--- start of THE INPUT ---

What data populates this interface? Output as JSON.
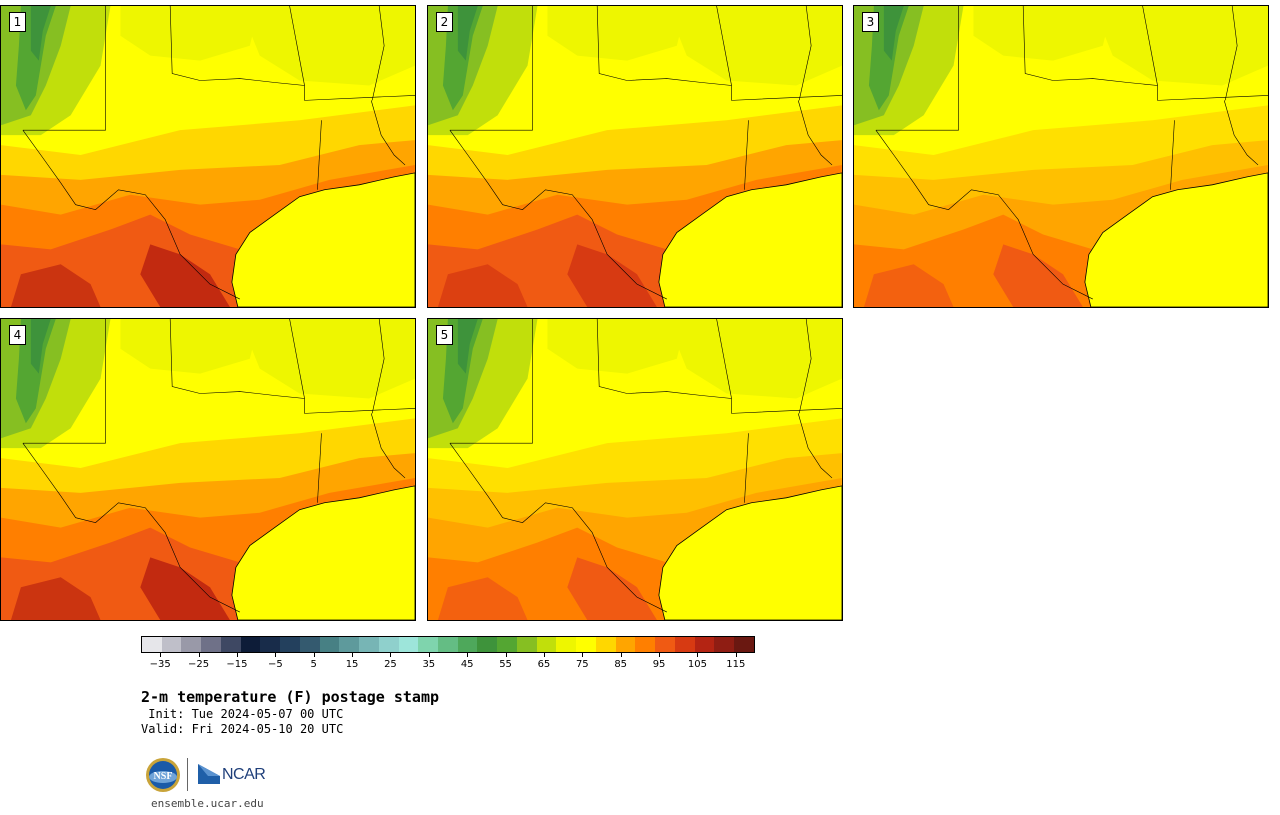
{
  "panels": [
    {
      "label": "1",
      "variant": "hot"
    },
    {
      "label": "2",
      "variant": "warm"
    },
    {
      "label": "3",
      "variant": "mild"
    },
    {
      "label": "4",
      "variant": "hot"
    },
    {
      "label": "5",
      "variant": "mild"
    }
  ],
  "colorbar": {
    "colors": [
      "#e6e6ea",
      "#bfbfc9",
      "#9999a8",
      "#6f7188",
      "#3e4863",
      "#0d1c38",
      "#182c4a",
      "#23405d",
      "#345a6f",
      "#478084",
      "#5e9a9c",
      "#77b5b5",
      "#8fd0cc",
      "#9de5da",
      "#7fd4ad",
      "#64bd84",
      "#4ea85b",
      "#3e933b",
      "#54a632",
      "#86bf22",
      "#c1df0b",
      "#eef600",
      "#ffff00",
      "#ffd700",
      "#ffa500",
      "#ff7f00",
      "#f05a13",
      "#d73a12",
      "#b42413",
      "#8f1d13",
      "#6a1811"
    ],
    "tick_labels": [
      "−35",
      "−25",
      "−15",
      "−5",
      "5",
      "15",
      "25",
      "35",
      "45",
      "55",
      "65",
      "75",
      "85",
      "95",
      "105",
      "115"
    ],
    "tick_values": [
      -35,
      -25,
      -15,
      -5,
      5,
      15,
      25,
      35,
      45,
      55,
      65,
      75,
      85,
      95,
      105,
      115
    ],
    "range": [
      -40,
      120
    ]
  },
  "title": "2-m temperature (F) postage stamp",
  "init": " Init: Tue 2024-05-07 00 UTC",
  "valid": "Valid: Fri 2024-05-10 20 UTC",
  "logos": {
    "nsf": "NSF",
    "ncar": "NCAR"
  },
  "site": "ensemble.ucar.edu"
}
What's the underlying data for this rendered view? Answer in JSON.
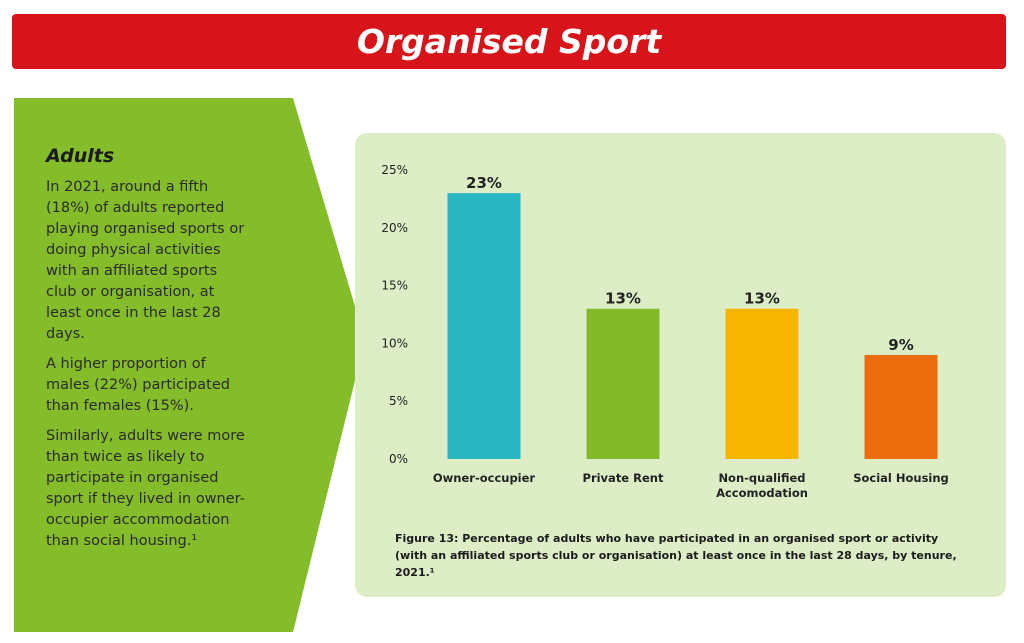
{
  "header": {
    "title": "Organised Sport"
  },
  "sidebar": {
    "heading": "Adults",
    "paragraphs": [
      "In 2021, around a fifth (18%) of adults reported playing organised sports or doing physical activities with an affiliated sports club or organisation, at least once in the last 28 days.",
      "A higher proportion of males (22%) participated than females (15%).",
      "Similarly, adults were more than twice as likely to participate in organised sport if they lived in owner-occupier accommodation than social housing.¹"
    ]
  },
  "chart_data": {
    "type": "bar",
    "categories": [
      "Owner-occupier",
      "Private Rent",
      "Non-qualified Accomodation",
      "Social Housing"
    ],
    "values": [
      23,
      13,
      13,
      9
    ],
    "value_labels": [
      "23%",
      "13%",
      "13%",
      "9%"
    ],
    "colors": [
      "#2bb6c3",
      "#83ba2a",
      "#f8b500",
      "#ec6d0c"
    ],
    "ylim": [
      0,
      25
    ],
    "yticks": [
      {
        "value": 0,
        "label": "0%"
      },
      {
        "value": 5,
        "label": "5%"
      },
      {
        "value": 10,
        "label": "10%"
      },
      {
        "value": 15,
        "label": "15%"
      },
      {
        "value": 20,
        "label": "20%"
      },
      {
        "value": 25,
        "label": "25%"
      }
    ],
    "grid": false,
    "caption": "Figure 13: Percentage of adults who have participated in an organised sport or activity (with an affiliated sports club or organisation) at least once in the last 28 days, by tenure, 2021.¹"
  }
}
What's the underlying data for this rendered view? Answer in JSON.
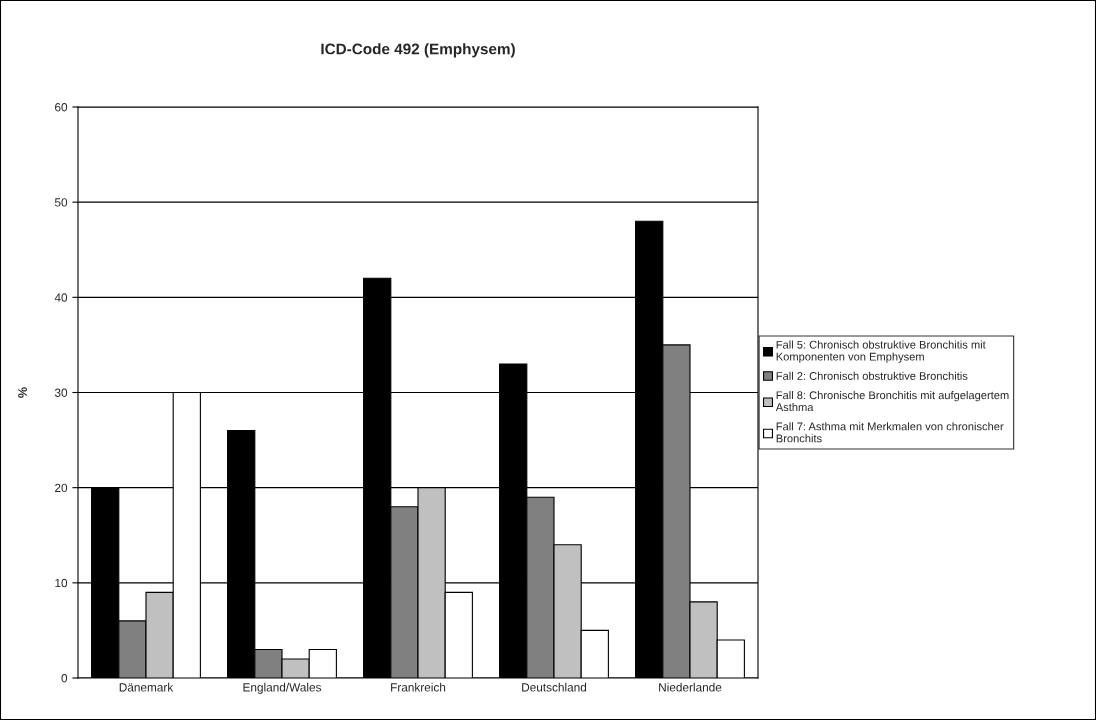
{
  "chart_data": {
    "type": "bar",
    "title": "ICD-Code 492 (Emphysem)",
    "ylabel": "%",
    "categories": [
      "Dänemark",
      "England/Wales",
      "Frankreich",
      "Deutschland",
      "Niederlande"
    ],
    "series": [
      {
        "name": "Fall 5: Chronisch obstruktive Bronchitis mit\nKomponenten von Emphysem",
        "color": "#000000",
        "values": [
          20,
          26,
          42,
          33,
          48
        ]
      },
      {
        "name": "Fall 2: Chronisch obstruktive Bronchitis",
        "color": "#808080",
        "values": [
          6,
          3,
          18,
          19,
          35
        ]
      },
      {
        "name": "Fall 8: Chronische Bronchitis mit aufgelagertem\nAsthma",
        "color": "#c0c0c0",
        "values": [
          9,
          2,
          20,
          14,
          8
        ]
      },
      {
        "name": "Fall 7: Asthma mit Merkmalen von chronischer\nBronchits",
        "color": "#ffffff",
        "values": [
          30,
          3,
          9,
          5,
          4
        ]
      }
    ],
    "ylim": [
      0,
      60
    ],
    "yticks": [
      0,
      10,
      20,
      30,
      40,
      50,
      60
    ],
    "grid": "y",
    "legend": "right"
  }
}
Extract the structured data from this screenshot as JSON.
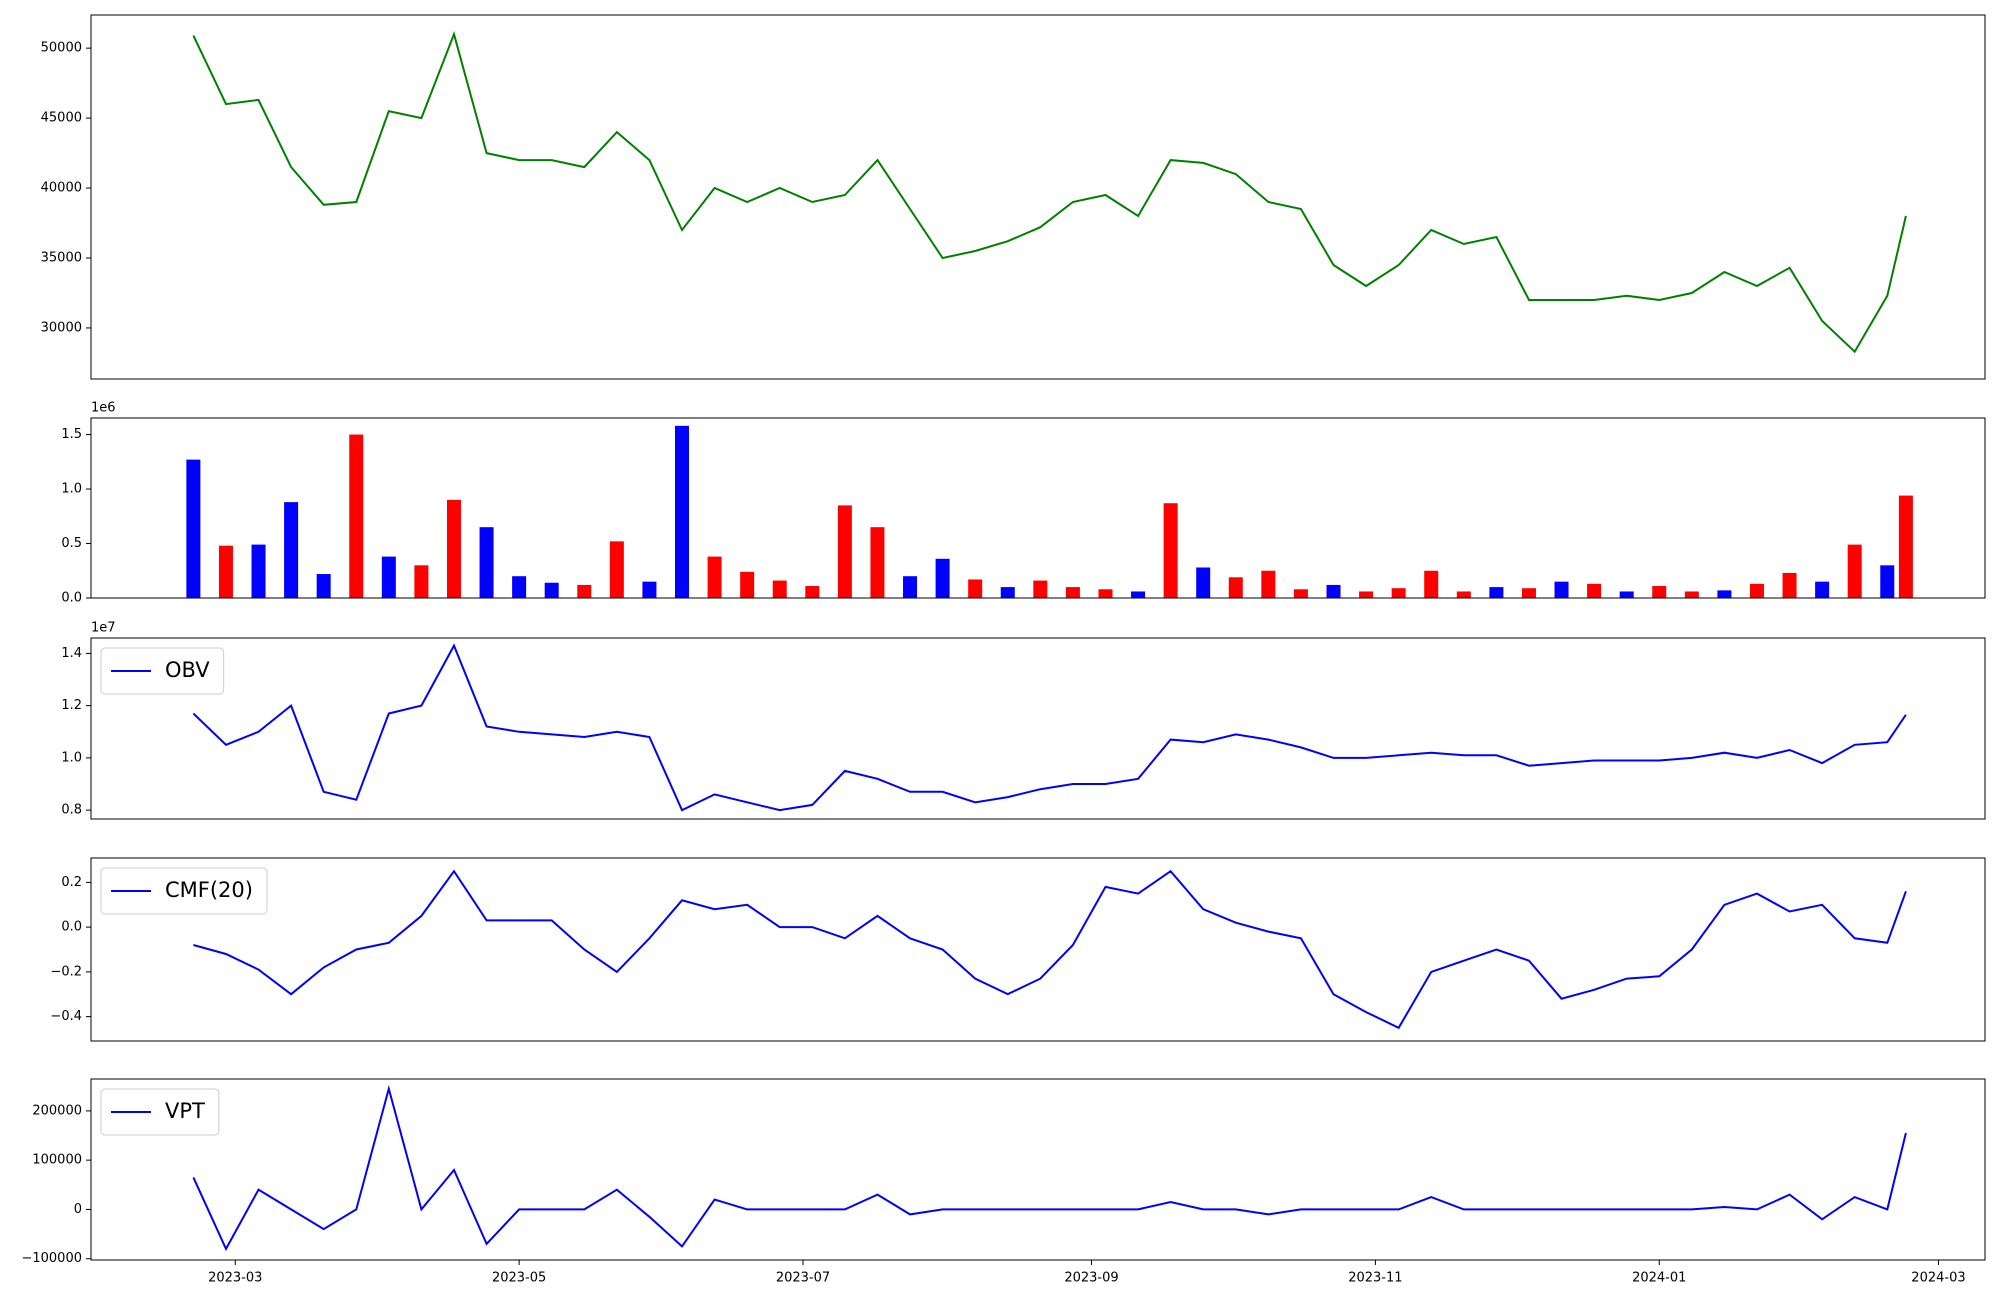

--- end of THE INPUT ---

Count the lines of the data that include the string "occupier", and give only that number.

= WORKED SOLUTION =
2